## Records shown
+ + + +

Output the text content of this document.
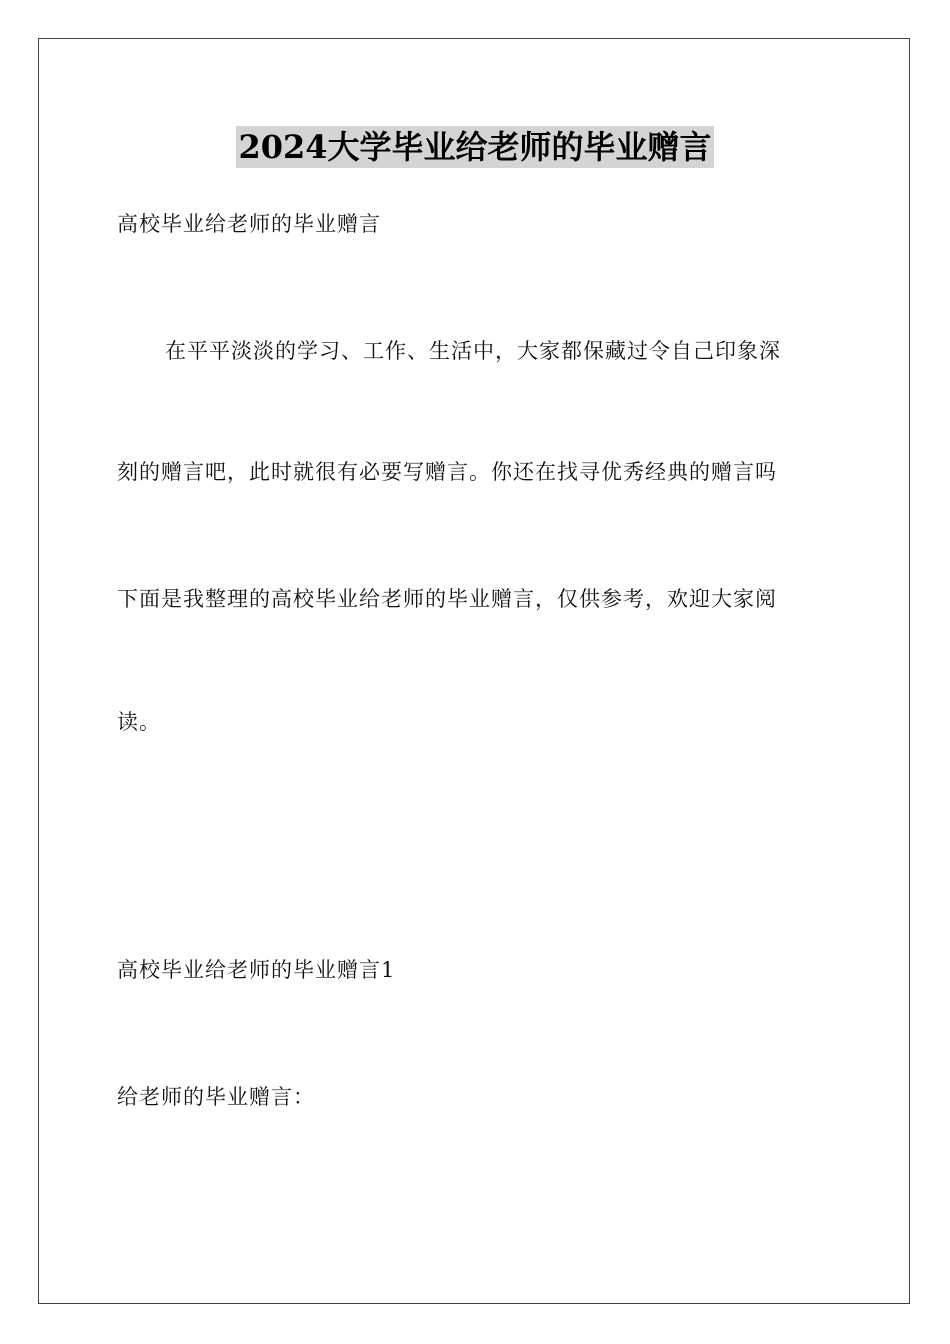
2024大学毕业给老师的毕业赠言
高校毕业给老师的毕业赠言
在平平淡淡的学习、工作、生活中，大家都保藏过令自己印象深
刻的赠言吧，此时就很有必要写赠言。你还在找寻优秀经典的赠言吗
下面是我整理的高校毕业给老师的毕业赠言，仅供参考，欢迎大家阅
读。
高校毕业给老师的毕业赠言1
给老师的毕业赠言：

+ + + +

## Directive
Omit the pictures, then output the rest of the listing exactly.

## The solution
Output the text content of this document.
2024大学毕业给老师的毕业赠言
高校毕业给老师的毕业赠言
在平平淡淡的学习、工作、生活中，大家都保藏过令自己印象深
刻的赠言吧，此时就很有必要写赠言。你还在找寻优秀经典的赠言吗
下面是我整理的高校毕业给老师的毕业赠言，仅供参考，欢迎大家阅
读。
高校毕业给老师的毕业赠言1
给老师的毕业赠言：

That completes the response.